Swami Bhoomananda Tirtha
Krishna’s exhortation here is to renounce all activities mentally, as all actions are done by the body, senses, mind, intelligence and ego alone, and not by the ‘I’, the Self. The ‘I’ remains still and non-acting, come what may. Knowing this truth, where is the question for the knower or Yogi to own up any activity, external or internal at all?
Dear and blessed souls:
Harih Om Tat Sat.
Krishna is emphasizing non-doership (akartṛtva) and hence unaffectedness with regard to all activities and interactions one does or pursues.
Be like lotus in water
First, says Krishna, the seeker should offer all activities to the supreme Brahman, (brahmaṇi karmāṇi ādhāya) (5.10). Why and how? Because, the entire creational display, called the world, is a superimposition by Brahman on itself. To be able to offer all activities like this, one should abandon his delusional clinging (saṅga) towards whatever actions he does in any manner. The truth is that none of the actions truly affects or involves the doer the least. All actions are like water not affecting the least the lotus leaf, which grows in and floats on water. Be like such a lotus plant. Then you will not be tainted by any note of sinfulness at all. What an exemplary safety for the seeker and the Knower!
That animating the body is different from body
The secret lies in mind’s expansion and intellect’s clarity about human personality. In essence, that which animates and activates the pāñca-bhautika body is unlike the body, and hence not affected by any action or interaction at all. This safety is not to be sought and gained, but is already inbuilt in our personality itself, right from the very beginning of its formation in the mother’s womb. One has to rightly recognize this fact; and such recognition will render one free!
Whenever Krishna speaks about sannyasa, it is founded upon the fact that our personality, at its very core, is ‘still’ and hence no action ever transpires there, nor any consequence befalls on it at all. Whether we know about this truth or not, this is so. Fire is hot, whether you recognize it or not. All that the sadhaka has to do is to proceed in a manner that conforms to this reality. The yoga and sannyasa definitions Krishna gives, are on this basis. Before realizing the truth in due time, the seeker must go ahead orienting his attitude accordingly.
Rendering activities as purificatory
Krishna now explains (5.11) how those given to Karma-yoga take to activity, but during the activity throughout they must understand and feel that the instruments called the body, senses, mind and intelligence are alone involved in the process, not their core personality. This knowledge facilitates their eschewing all delusional clinging to activities as a whole. Not only that, they realize that these activities are for purifying themselves, their psycho-intellectual personality.

**EXERCISE BRIEF:**
Please mark each statement about the passage on non-doership yes or no, and quote the exact words of the passage that decide it. (a) The 'I' stays still and does not act. (b) The safety described has to be sought and gained. (c) Those given to Karma-yoga come to see their activities as purifying themselves.

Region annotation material
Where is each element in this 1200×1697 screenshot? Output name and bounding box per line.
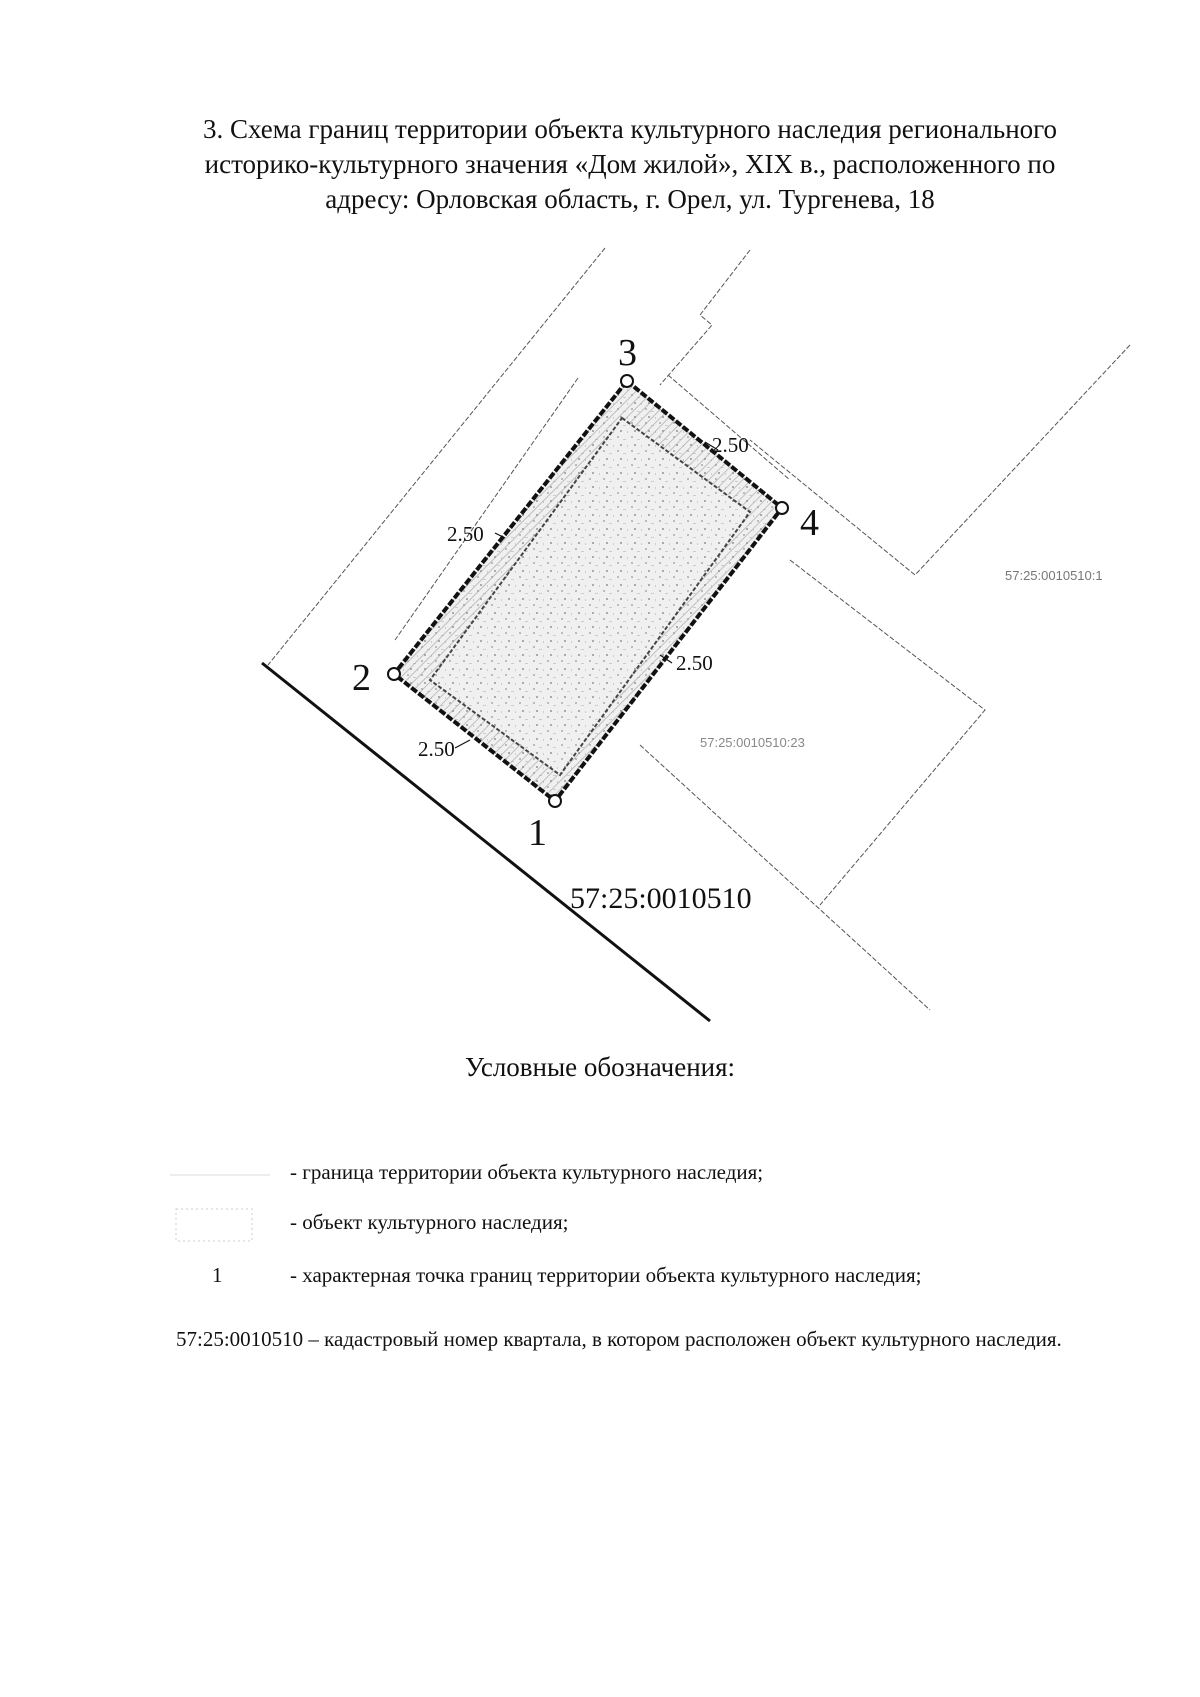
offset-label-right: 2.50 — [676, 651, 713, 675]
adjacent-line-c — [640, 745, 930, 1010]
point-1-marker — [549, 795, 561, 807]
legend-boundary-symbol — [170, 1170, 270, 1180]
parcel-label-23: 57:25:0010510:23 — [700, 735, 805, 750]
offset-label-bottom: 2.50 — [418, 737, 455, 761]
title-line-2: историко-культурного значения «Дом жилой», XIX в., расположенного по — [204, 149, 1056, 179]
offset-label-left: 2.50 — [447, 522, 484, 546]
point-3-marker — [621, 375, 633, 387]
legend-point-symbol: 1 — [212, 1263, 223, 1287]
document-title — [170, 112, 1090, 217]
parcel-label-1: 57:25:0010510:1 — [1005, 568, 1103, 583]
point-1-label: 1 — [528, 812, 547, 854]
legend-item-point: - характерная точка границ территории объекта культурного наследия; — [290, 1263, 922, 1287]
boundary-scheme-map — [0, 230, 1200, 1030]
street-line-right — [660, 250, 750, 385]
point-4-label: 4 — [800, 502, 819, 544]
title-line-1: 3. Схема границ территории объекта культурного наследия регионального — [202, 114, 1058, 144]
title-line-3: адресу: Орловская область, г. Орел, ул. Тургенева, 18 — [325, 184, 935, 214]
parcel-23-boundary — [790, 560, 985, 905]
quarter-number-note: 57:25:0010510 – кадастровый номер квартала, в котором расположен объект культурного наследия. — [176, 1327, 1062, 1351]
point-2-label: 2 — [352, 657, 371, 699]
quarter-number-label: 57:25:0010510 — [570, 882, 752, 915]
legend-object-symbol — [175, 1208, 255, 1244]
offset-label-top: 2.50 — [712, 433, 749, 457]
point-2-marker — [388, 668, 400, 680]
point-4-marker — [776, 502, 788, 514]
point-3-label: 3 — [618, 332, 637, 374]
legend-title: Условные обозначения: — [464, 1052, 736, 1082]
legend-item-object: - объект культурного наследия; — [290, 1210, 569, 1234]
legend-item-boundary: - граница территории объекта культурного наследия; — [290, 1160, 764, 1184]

**COMPLETE ANSWER:**
(a) Yes: "The ‘I’ remains still and non-acting, come what may."
(b) No: "This safety is not to be sought and gained, but is already inbuilt in our personality itself"
(c) Yes: "they realize that these activities are for purifying themselves, their psycho-intellectual personality."